Without including any pictures, copy each entry below exactly.

### Extracted information
****************************************

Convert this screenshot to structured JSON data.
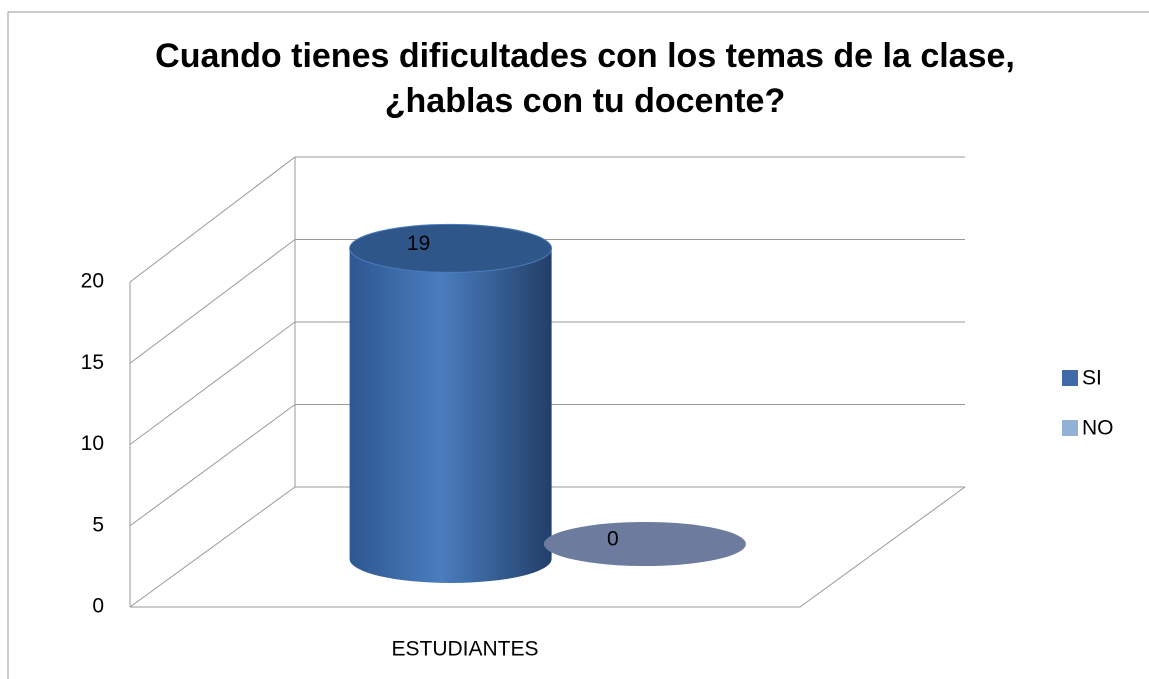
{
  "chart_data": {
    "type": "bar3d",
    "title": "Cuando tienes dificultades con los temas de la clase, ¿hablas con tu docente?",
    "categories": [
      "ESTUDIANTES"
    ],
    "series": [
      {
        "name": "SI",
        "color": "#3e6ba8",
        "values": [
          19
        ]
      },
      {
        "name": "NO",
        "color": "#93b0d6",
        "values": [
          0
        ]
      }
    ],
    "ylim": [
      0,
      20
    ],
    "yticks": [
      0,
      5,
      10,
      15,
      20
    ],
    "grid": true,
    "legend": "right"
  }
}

****************************************

### Solution to this task
Convert this screenshot to structured JSON data.
{
  "chart_data": {
    "type": "bar3d",
    "title": "Cuando tienes dificultades con los temas de la clase, ¿hablas con tu docente?",
    "categories": [
      "ESTUDIANTES"
    ],
    "series": [
      {
        "name": "SI",
        "color": "#3e6ba8",
        "values": [
          19
        ]
      },
      {
        "name": "NO",
        "color": "#93b0d6",
        "values": [
          0
        ]
      }
    ],
    "ylim": [
      0,
      20
    ],
    "yticks": [
      0,
      5,
      10,
      15,
      20
    ],
    "grid": true,
    "legend": "right"
  }
}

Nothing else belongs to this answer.